▶ **What the task asks**
Reproduce all entries word for word.

-------- Information supplied --------

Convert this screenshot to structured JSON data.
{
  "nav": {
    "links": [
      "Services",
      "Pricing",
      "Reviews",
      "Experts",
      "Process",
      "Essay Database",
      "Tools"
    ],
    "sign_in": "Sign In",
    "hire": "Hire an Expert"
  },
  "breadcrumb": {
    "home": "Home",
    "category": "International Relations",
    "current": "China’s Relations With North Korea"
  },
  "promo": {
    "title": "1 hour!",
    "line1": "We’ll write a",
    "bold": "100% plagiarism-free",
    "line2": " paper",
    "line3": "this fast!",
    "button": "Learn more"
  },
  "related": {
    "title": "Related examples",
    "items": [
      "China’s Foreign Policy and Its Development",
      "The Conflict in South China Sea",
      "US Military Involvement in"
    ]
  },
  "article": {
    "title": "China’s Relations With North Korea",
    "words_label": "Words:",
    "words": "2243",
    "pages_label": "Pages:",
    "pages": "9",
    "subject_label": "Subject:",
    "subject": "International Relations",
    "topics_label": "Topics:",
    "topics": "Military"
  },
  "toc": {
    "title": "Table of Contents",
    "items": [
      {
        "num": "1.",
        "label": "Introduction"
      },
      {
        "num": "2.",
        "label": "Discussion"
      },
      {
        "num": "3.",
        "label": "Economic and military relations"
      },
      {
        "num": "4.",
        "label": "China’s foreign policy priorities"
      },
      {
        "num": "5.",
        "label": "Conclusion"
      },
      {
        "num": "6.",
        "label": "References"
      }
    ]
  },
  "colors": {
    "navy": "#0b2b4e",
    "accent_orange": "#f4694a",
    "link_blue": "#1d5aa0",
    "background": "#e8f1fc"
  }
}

--------

▶ **Full response**
Convert this screenshot to structured JSON data.
{
  "nav": {
    "links": [
      "Services",
      "Pricing",
      "Reviews",
      "Experts",
      "Process",
      "Essay Database",
      "Tools"
    ],
    "sign_in": "Sign In",
    "hire": "Hire an Expert"
  },
  "breadcrumb": {
    "home": "Home",
    "category": "International Relations",
    "current": "China’s Relations With North Korea"
  },
  "promo": {
    "title": "1 hour!",
    "line1": "We’ll write a",
    "bold": "100% plagiarism-free",
    "line2": " paper",
    "line3": "this fast!",
    "button": "Learn more"
  },
  "related": {
    "title": "Related examples",
    "items": [
      "China’s Foreign Policy and Its Development",
      "The Conflict in South China Sea",
      "US Military Involvement in"
    ]
  },
  "article": {
    "title": "China’s Relations With North Korea",
    "words_label": "Words:",
    "words": "2243",
    "pages_label": "Pages:",
    "pages": "9",
    "subject_label": "Subject:",
    "subject": "International Relations",
    "topics_label": "Topics:",
    "topics": "Military"
  },
  "toc": {
    "title": "Table of Contents",
    "items": [
      {
        "num": "1.",
        "label": "Introduction"
      },
      {
        "num": "2.",
        "label": "Discussion"
      },
      {
        "num": "3.",
        "label": "Economic and military relations"
      },
      {
        "num": "4.",
        "label": "China’s foreign policy priorities"
      },
      {
        "num": "5.",
        "label": "Conclusion"
      },
      {
        "num": "6.",
        "label": "References"
      }
    ]
  },
  "colors": {
    "navy": "#0b2b4e",
    "accent_orange": "#f4694a",
    "link_blue": "#1d5aa0",
    "background": "#e8f1fc"
  }
}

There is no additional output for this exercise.